>> Start GIVEN INFORMATION

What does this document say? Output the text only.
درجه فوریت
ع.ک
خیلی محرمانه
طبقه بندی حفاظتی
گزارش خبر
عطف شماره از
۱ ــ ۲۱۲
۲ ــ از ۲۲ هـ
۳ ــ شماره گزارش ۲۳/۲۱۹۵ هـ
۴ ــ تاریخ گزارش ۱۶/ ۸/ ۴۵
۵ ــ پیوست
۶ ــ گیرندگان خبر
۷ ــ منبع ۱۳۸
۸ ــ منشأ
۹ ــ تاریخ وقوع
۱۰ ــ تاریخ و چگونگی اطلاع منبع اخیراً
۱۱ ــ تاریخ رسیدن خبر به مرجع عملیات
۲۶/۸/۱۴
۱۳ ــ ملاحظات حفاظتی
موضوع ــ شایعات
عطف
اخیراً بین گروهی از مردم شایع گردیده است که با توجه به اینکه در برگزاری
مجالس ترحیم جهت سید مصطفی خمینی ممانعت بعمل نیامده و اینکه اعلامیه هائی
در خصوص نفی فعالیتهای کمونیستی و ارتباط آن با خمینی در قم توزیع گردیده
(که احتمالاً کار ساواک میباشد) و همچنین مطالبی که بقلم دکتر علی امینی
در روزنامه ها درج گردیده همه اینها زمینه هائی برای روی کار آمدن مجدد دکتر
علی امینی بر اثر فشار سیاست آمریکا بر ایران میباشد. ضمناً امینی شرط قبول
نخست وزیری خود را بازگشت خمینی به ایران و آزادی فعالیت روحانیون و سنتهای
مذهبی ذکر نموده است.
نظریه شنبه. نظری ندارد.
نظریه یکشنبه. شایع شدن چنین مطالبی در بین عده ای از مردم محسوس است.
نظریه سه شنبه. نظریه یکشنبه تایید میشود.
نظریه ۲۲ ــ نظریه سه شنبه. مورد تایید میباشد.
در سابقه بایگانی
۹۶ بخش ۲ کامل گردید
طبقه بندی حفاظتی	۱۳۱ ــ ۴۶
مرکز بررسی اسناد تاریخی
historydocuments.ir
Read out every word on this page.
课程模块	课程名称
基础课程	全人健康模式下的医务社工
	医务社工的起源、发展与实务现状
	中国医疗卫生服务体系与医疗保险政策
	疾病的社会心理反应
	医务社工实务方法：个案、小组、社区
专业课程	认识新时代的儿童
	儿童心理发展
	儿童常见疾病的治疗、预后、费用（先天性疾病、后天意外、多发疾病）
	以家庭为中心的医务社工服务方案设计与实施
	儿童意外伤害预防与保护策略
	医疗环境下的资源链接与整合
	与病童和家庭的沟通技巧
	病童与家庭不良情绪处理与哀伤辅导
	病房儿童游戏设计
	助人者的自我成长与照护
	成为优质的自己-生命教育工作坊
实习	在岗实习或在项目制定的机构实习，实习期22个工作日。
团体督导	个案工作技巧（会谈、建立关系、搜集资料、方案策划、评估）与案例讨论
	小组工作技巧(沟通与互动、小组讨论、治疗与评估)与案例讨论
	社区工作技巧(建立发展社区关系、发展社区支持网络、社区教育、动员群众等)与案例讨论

>> End GIVEN INFORMATION

▶ _WHAT IS ASKED_
Restate all of the entries above precisely.

▶ _RESULT_
What does this document say? Output the text only.
درجه فوریت
ع.ک
خیلی محرمانه
طبقه بندی حفاظتی
گزارش خبر
عطف شماره از
۱ ــ ۲۱۲
۲ ــ از ۲۲ هـ
۳ ــ شماره گزارش ۲۳/۲۱۹۵ هـ
۴ ــ تاریخ گزارش ۱۶/ ۸/ ۴۵
۵ ــ پیوست
۶ ــ گیرندگان خبر
۷ ــ منبع ۱۳۸
۸ ــ منشأ
۹ ــ تاریخ وقوع
۱۰ ــ تاریخ و چگونگی اطلاع منبع اخیراً
۱۱ ــ تاریخ رسیدن خبر به مرجع عملیات
۲۶/۸/۱۴
۱۳ ــ ملاحظات حفاظتی
موضوع ــ شایعات
عطف
اخیراً بین گروهی از مردم شایع گردیده است که با توجه به اینکه در برگزاری
مجالس ترحیم جهت سید مصطفی خمینی ممانعت بعمل نیامده و اینکه اعلامیه هائی
در خصوص نفی فعالیتهای کمونیستی و ارتباط آن با خمینی در قم توزیع گردیده
(که احتمالاً کار ساواک میباشد) و همچنین مطالبی که بقلم دکتر علی امینی
در روزنامه ها درج گردیده همه اینها زمینه هائی برای روی کار آمدن مجدد دکتر
علی امینی بر اثر فشار سیاست آمریکا بر ایران میباشد. ضمناً امینی شرط قبول
نخست وزیری خود را بازگشت خمینی به ایران و آزادی فعالیت روحانیون و سنتهای
مذهبی ذکر نموده است.
نظریه شنبه. نظری ندارد.
نظریه یکشنبه. شایع شدن چنین مطالبی در بین عده ای از مردم محسوس است.
نظریه سه شنبه. نظریه یکشنبه تایید میشود.
نظریه ۲۲ ــ نظریه سه شنبه. مورد تایید میباشد.
در سابقه بایگانی
۹۶ بخش ۲ کامل گردید
طبقه بندی حفاظتی	۱۳۱ ــ ۴۶
مرکز بررسی اسناد تاریخی
historydocuments.ir
Read out every word on this page.
课程模块	课程名称
基础课程	全人健康模式下的医务社工
	医务社工的起源、发展与实务现状
	中国医疗卫生服务体系与医疗保险政策
	疾病的社会心理反应
	医务社工实务方法：个案、小组、社区
专业课程	认识新时代的儿童
	儿童心理发展
	儿童常见疾病的治疗、预后、费用（先天性疾病、后天意外、多发疾病）
	以家庭为中心的医务社工服务方案设计与实施
	儿童意外伤害预防与保护策略
	医疗环境下的资源链接与整合
	与病童和家庭的沟通技巧
	病童与家庭不良情绪处理与哀伤辅导
	病房儿童游戏设计
	助人者的自我成长与照护
	成为优质的自己-生命教育工作坊
实习	在岗实习或在项目制定的机构实习，实习期22个工作日。
团体督导	个案工作技巧（会谈、建立关系、搜集资料、方案策划、评估）与案例讨论
	小组工作技巧(沟通与互动、小组讨论、治疗与评估)与案例讨论
	社区工作技巧(建立发展社区关系、发展社区支持网络、社区教育、动员群众等)与案例讨论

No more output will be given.